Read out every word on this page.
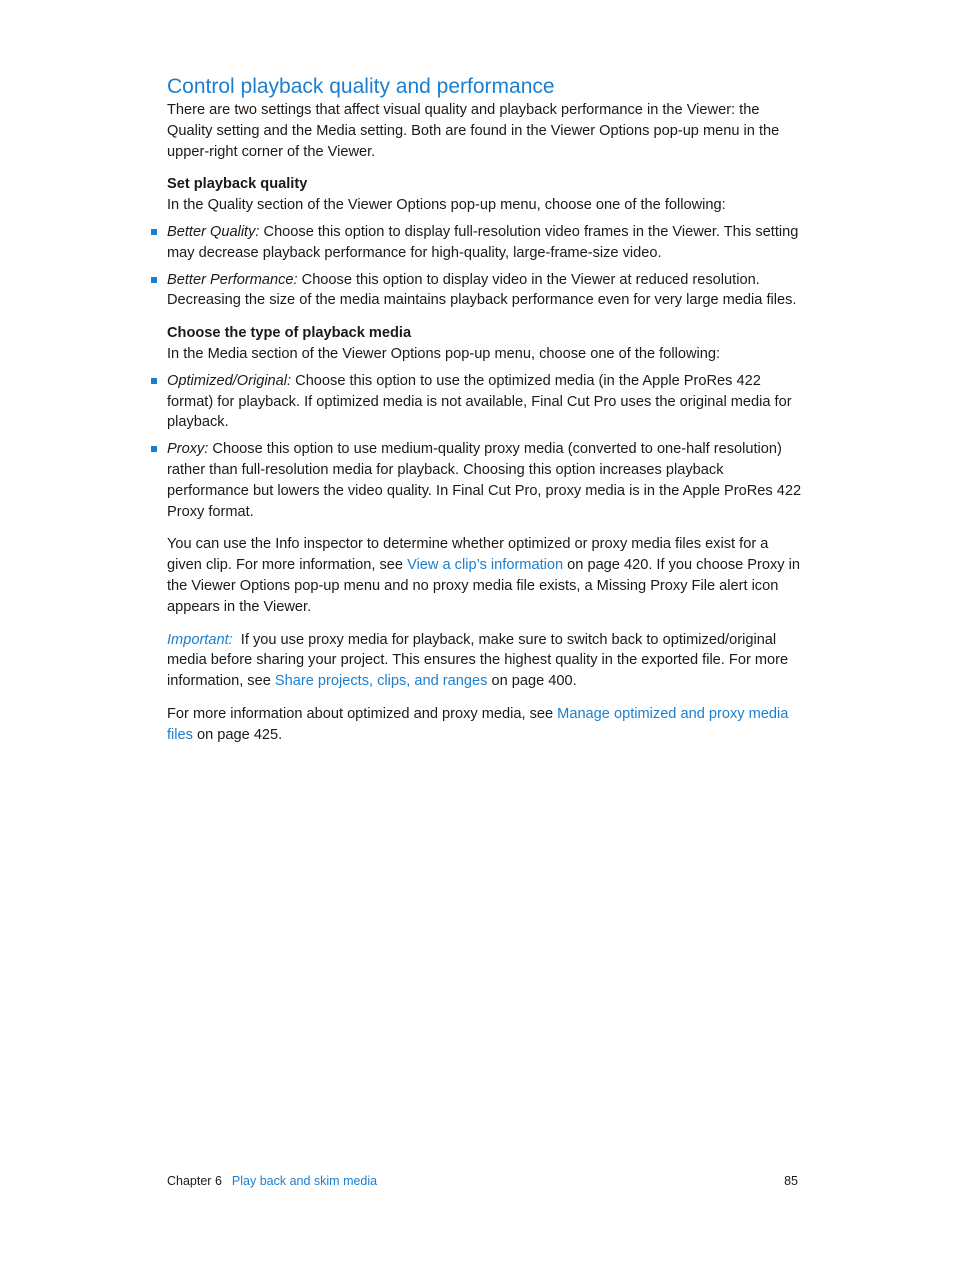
Control playback quality and performance

There are two settings that affect visual quality and playback performance in the Viewer: the Quality setting and the Media setting. Both are found in the Viewer Options pop-up menu in the upper-right corner of the Viewer.

Set playback quality

In the Quality section of the Viewer Options pop-up menu, choose one of the following:

Better Quality: Choose this option to display full-resolution video frames in the Viewer. This setting may decrease playback performance for high-quality, large-frame-size video.
Better Performance: Choose this option to display video in the Viewer at reduced resolution. Decreasing the size of the media maintains playback performance even for very large media files.
Choose the type of playback media

In the Media section of the Viewer Options pop-up menu, choose one of the following:

Optimized/Original: Choose this option to use the optimized media (in the Apple ProRes 422 format) for playback. If optimized media is not available, Final Cut Pro uses the original media for playback.
Proxy: Choose this option to use medium-quality proxy media (converted to one-half resolution) rather than full-resolution media for playback. Choosing this option increases playback performance but lowers the video quality. In Final Cut Pro, proxy media is in the Apple ProRes 422 Proxy format.

You can use the Info inspector to determine whether optimized or proxy media files exist for a given clip. For more information, see View a clip’s information on page 420. If you choose Proxy in the Viewer Options pop-up menu and no proxy media file exists, a Missing Proxy File alert icon appears in the Viewer.

Important:  If you use proxy media for playback, make sure to switch back to optimized/original media before sharing your project. This ensures the highest quality in the exported file. For more information, see Share projects, clips, and ranges on page 400.

For more information about optimized and proxy media, see Manage optimized and proxy media files on page 425.

Chapter 6 Play back and skim media	85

— What you need to do —
Write out the data precisely as given, excluding the pictures.

— Answer in full —
Read out every word on this page.
Control playback quality and performance

There are two settings that affect visual quality and playback performance in the Viewer: the Quality setting and the Media setting. Both are found in the Viewer Options pop-up menu in the upper-right corner of the Viewer.

Set playback quality

In the Quality section of the Viewer Options pop-up menu, choose one of the following:

Better Quality: Choose this option to display full-resolution video frames in the Viewer. This setting may decrease playback performance for high-quality, large-frame-size video.
Better Performance: Choose this option to display video in the Viewer at reduced resolution. Decreasing the size of the media maintains playback performance even for very large media files.
Choose the type of playback media

In the Media section of the Viewer Options pop-up menu, choose one of the following:

Optimized/Original: Choose this option to use the optimized media (in the Apple ProRes 422 format) for playback. If optimized media is not available, Final Cut Pro uses the original media for playback.
Proxy: Choose this option to use medium-quality proxy media (converted to one-half resolution) rather than full-resolution media for playback. Choosing this option increases playback performance but lowers the video quality. In Final Cut Pro, proxy media is in the Apple ProRes 422 Proxy format.

You can use the Info inspector to determine whether optimized or proxy media files exist for a given clip. For more information, see View a clip’s information on page 420. If you choose Proxy in the Viewer Options pop-up menu and no proxy media file exists, a Missing Proxy File alert icon appears in the Viewer.

Important:  If you use proxy media for playback, make sure to switch back to optimized/original media before sharing your project. This ensures the highest quality in the exported file. For more information, see Share projects, clips, and ranges on page 400.

For more information about optimized and proxy media, see Manage optimized and proxy media files on page 425.

Chapter 6 Play back and skim media	85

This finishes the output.